# Start of GIVEN INFORMATION

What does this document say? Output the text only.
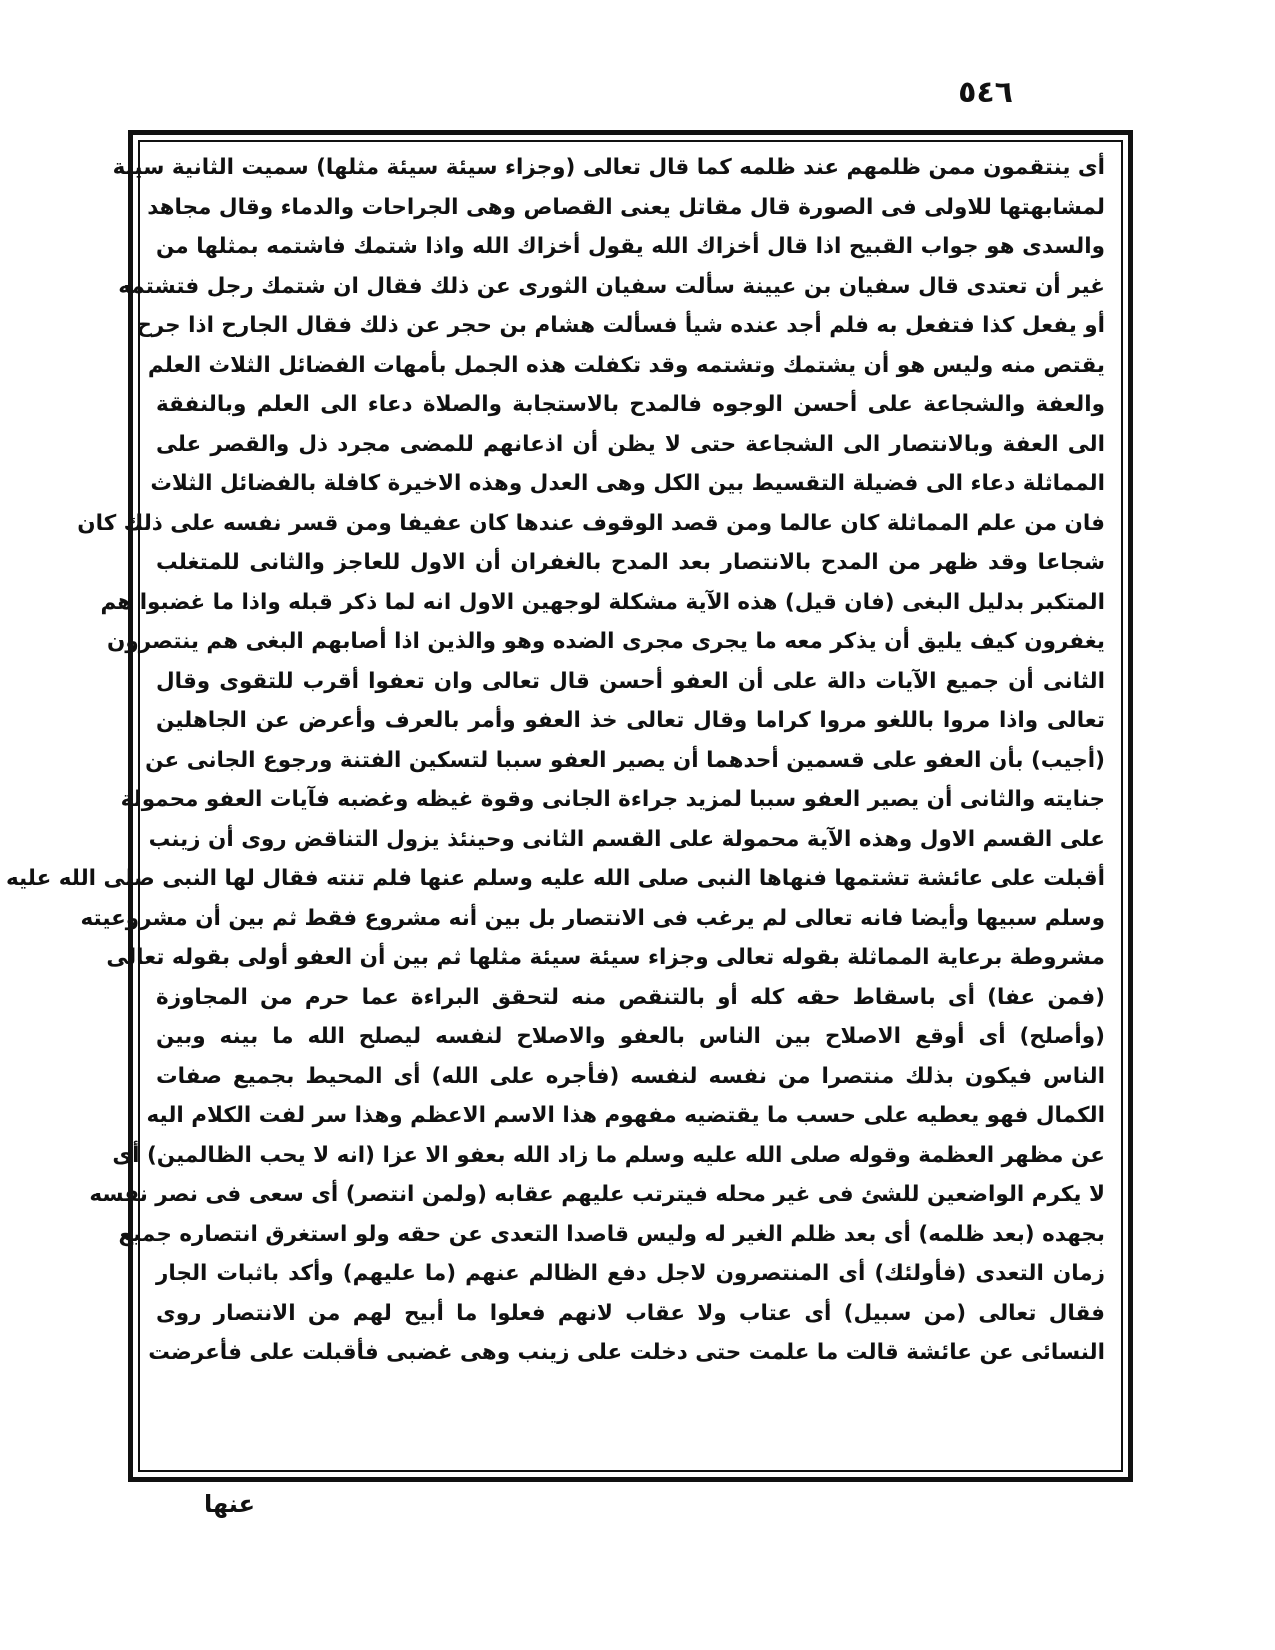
٥٤٦
أى ينتقمون ممن ظلمهم عند ظلمه كما قال تعالى (وجزاء سيئة سيئة مثلها) سميت الثانية سيئة
لمشابهتها للاولى فى الصورة قال مقاتل يعنى القصاص وهى الجراحات والدماء وقال مجاهد
والسدى هو جواب القبيح اذا قال أخزاك الله يقول أخزاك الله واذا شتمك فاشتمه بمثلها من
غير أن تعتدى قال سفيان بن عيينة سألت سفيان الثورى عن ذلك فقال ان شتمك رجل فتشتمه
أو يفعل كذا فتفعل به فلم أجد عنده شيأ فسألت هشام بن حجر عن ذلك فقال الجارح اذا جرح
يقتص منه وليس هو أن يشتمك وتشتمه وقد تكفلت هذه الجمل بأمهات الفضائل الثلاث العلم
والعفة والشجاعة على أحسن الوجوه فالمدح بالاستجابة والصلاة دعاء الى العلم وبالنفقة
الى العفة وبالانتصار الى الشجاعة حتى لا يظن أن اذعانهم للمضى مجرد ذل والقصر على
المماثلة دعاء الى فضيلة التقسيط بين الكل وهى العدل وهذه الاخيرة كافلة بالفضائل الثلاث
فان من علم المماثلة كان عالما ومن قصد الوقوف عندها كان عفيفا ومن قسر نفسه على ذلك كان
شجاعا وقد ظهر من المدح بالانتصار بعد المدح بالغفران أن الاول للعاجز والثانى للمتغلب
المتكبر بدليل البغى (فان قيل) هذه الآية مشكلة لوجهين الاول انه لما ذكر قبله واذا ما غضبوا هم
يغفرون كيف يليق أن يذكر معه ما يجرى مجرى الضده وهو والذين اذا أصابهم البغى هم ينتصرون
الثانى أن جميع الآيات دالة على أن العفو أحسن قال تعالى وان تعفوا أقرب للتقوى وقال
تعالى واذا مروا باللغو مروا كراما وقال تعالى خذ العفو وأمر بالعرف وأعرض عن الجاهلين
(أجيب) بأن العفو على قسمين أحدهما أن يصير العفو سببا لتسكين الفتنة ورجوع الجانى عن
جنايته والثانى أن يصير العفو سببا لمزيد جراءة الجانى وقوة غيظه وغضبه فآيات العفو محمولة
على القسم الاول وهذه الآية محمولة على القسم الثانى وحينئذ يزول التناقض روى أن زينب
أقبلت على عائشة تشتمها فنهاها النبى صلى الله عليه وسلم عنها فلم تنته فقال لها النبى صلى الله عليه
وسلم سبيها وأيضا فانه تعالى لم يرغب فى الانتصار بل بين أنه مشروع فقط ثم بين أن مشروعيته
مشروطة برعاية المماثلة بقوله تعالى وجزاء سيئة سيئة مثلها ثم بين أن العفو أولى بقوله تعالى
(فمن عفا) أى باسقاط حقه كله أو بالتنقص منه لتحقق البراءة عما حرم من المجاوزة
(وأصلح) أى أوقع الاصلاح بين الناس بالعفو والاصلاح لنفسه ليصلح الله ما بينه وبين
الناس فيكون بذلك منتصرا من نفسه لنفسه (فأجره على الله) أى المحيط بجميع صفات
الكمال فهو يعطيه على حسب ما يقتضيه مفهوم هذا الاسم الاعظم وهذا سر لفت الكلام اليه
عن مظهر العظمة وقوله صلى الله عليه وسلم ما زاد الله بعفو الا عزا (انه لا يحب الظالمين) أى
لا يكرم الواضعين للشئ فى غير محله فيترتب عليهم عقابه (ولمن انتصر) أى سعى فى نصر نفسه
بجهده (بعد ظلمه) أى بعد ظلم الغير له وليس قاصدا التعدى عن حقه ولو استغرق انتصاره جميع
زمان التعدى (فأولئك) أى المنتصرون لاجل دفع الظالم عنهم (ما عليهم) وأكد باثبات الجار
فقال تعالى (من سبيل) أى عتاب ولا عقاب لانهم فعلوا ما أبيح لهم من الانتصار روى
النسائى عن عائشة قالت ما علمت حتى دخلت على زينب وهى غضبى فأقبلت على فأعرضت
عنها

# End of GIVEN INFORMATION

● DIRECTIONS FOR THIS TASK
Pick out and copy the lines of the entries that hold the string "ظلمه".

● TASK RESPONSE
أى ينتقمون ممن ظلمهم عند ظلمه كما قال تعالى (وجزاء سيئة سيئة مثلها) سميت الثانية سيئة
بجهده (بعد ظلمه) أى بعد ظلم الغير له وليس قاصدا التعدى عن حقه ولو استغرق انتصاره جميع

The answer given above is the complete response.